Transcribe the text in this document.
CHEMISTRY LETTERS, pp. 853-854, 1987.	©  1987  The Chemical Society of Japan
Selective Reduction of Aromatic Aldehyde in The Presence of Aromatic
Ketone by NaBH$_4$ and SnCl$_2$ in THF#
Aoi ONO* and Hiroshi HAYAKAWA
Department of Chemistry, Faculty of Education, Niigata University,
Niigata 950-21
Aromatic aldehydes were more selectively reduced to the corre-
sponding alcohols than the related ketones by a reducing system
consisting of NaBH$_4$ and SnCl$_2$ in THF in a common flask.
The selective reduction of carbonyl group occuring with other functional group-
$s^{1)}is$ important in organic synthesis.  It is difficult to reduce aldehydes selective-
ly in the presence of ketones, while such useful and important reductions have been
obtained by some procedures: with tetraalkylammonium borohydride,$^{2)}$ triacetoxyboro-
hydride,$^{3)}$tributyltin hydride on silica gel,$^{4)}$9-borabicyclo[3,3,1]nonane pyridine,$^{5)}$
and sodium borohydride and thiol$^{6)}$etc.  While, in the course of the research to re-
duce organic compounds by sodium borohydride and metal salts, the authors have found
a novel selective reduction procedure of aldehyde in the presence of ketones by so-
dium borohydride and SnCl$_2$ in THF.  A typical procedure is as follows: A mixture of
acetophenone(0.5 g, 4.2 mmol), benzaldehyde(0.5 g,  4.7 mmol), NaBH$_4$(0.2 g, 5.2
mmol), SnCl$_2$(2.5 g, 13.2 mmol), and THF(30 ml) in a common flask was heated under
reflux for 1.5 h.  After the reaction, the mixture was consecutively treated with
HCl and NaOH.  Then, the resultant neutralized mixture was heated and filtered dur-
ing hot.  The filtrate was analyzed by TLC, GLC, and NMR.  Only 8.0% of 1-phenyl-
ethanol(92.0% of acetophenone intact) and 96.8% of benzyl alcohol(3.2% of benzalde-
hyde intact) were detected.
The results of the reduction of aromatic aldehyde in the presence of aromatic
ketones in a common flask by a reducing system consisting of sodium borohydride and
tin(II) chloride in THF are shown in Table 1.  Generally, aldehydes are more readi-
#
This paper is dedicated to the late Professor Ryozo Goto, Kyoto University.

########################################

**Required task:** Report all lines of the material that contain the word "borohydride".

**Answer below:**
obtained by some procedures: with tetraalkylammonium borohydride,$^{2)}$ triacetoxyboro-
and sodium borohydride and thiol$^{6)}$etc.  While, in the course of the research to re-
duce organic compounds by sodium borohydride and metal salts, the authors have found
dium borohydride and SnCl$_2$ in THF.  A typical procedure is as follows: A mixture of
ketones in a common flask by a reducing system consisting of sodium borohydride and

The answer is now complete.